Material provided »
<<<<

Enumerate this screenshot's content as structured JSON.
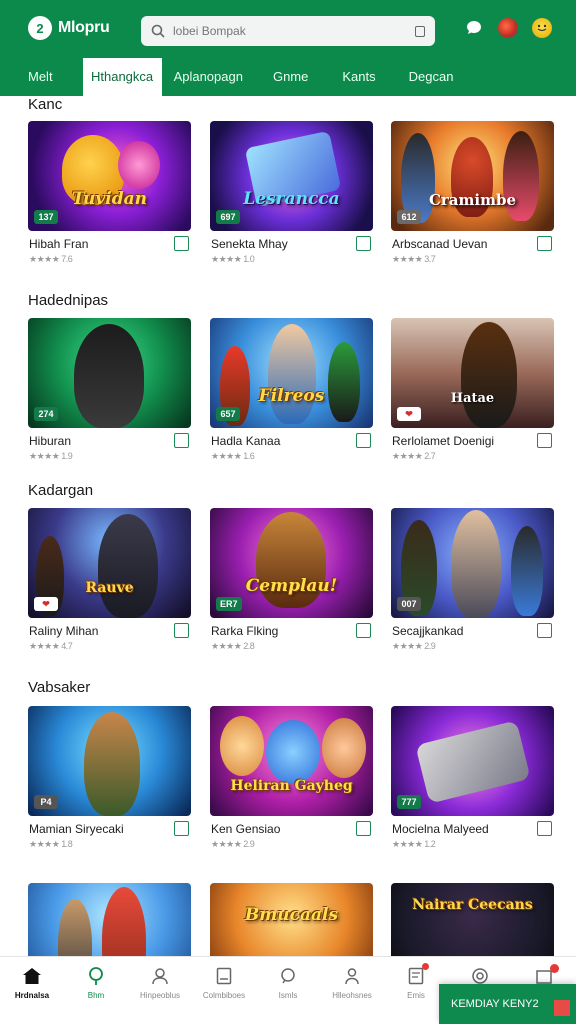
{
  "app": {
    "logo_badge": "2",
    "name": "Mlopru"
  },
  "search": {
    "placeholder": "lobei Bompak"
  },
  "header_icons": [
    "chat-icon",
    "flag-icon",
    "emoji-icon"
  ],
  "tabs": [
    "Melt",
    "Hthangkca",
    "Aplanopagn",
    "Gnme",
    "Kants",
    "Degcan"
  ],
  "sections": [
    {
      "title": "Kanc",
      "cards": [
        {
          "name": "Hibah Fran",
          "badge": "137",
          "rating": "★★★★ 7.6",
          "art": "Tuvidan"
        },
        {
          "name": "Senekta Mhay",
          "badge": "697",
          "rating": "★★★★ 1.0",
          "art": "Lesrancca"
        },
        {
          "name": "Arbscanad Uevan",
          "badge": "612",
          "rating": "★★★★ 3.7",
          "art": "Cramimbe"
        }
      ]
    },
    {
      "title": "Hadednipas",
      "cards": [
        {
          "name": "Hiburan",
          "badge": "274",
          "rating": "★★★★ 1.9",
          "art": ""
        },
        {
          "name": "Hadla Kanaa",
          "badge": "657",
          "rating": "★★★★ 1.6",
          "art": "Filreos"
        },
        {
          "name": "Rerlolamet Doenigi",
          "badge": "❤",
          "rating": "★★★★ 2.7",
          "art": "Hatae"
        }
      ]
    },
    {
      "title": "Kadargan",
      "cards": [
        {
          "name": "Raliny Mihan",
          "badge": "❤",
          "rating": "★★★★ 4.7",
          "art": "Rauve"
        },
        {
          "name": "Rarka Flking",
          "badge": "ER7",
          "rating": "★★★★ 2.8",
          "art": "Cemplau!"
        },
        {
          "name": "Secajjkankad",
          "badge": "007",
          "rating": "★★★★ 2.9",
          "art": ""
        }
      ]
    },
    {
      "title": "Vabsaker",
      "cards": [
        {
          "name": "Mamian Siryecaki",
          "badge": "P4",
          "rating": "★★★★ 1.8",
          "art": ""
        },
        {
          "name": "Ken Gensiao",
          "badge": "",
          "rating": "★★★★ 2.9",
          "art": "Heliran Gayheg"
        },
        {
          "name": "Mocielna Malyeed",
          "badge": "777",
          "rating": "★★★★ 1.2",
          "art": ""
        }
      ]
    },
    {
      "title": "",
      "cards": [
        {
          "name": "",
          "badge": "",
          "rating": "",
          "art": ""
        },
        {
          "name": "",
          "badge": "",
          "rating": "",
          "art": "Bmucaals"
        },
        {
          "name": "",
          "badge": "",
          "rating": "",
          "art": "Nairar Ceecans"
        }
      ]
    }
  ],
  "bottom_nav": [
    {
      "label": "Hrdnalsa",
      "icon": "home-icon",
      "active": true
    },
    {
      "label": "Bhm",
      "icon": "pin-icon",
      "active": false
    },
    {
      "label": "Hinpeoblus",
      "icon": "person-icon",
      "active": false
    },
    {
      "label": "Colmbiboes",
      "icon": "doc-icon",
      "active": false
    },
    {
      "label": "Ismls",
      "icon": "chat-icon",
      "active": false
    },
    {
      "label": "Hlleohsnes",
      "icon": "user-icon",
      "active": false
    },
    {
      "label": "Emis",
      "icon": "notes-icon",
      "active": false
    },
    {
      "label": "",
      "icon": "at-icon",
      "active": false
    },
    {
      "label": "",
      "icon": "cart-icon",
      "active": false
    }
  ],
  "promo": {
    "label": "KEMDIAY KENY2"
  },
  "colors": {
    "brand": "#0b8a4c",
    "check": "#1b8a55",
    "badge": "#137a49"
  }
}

>>>>

Objective » Gather every line containing the word "title" and copy it.

Response to this task »
      "title": "Kanc",
      "title": "Hadednipas",
      "title": "Kadargan",
      "title": "Vabsaker",
      "title": "",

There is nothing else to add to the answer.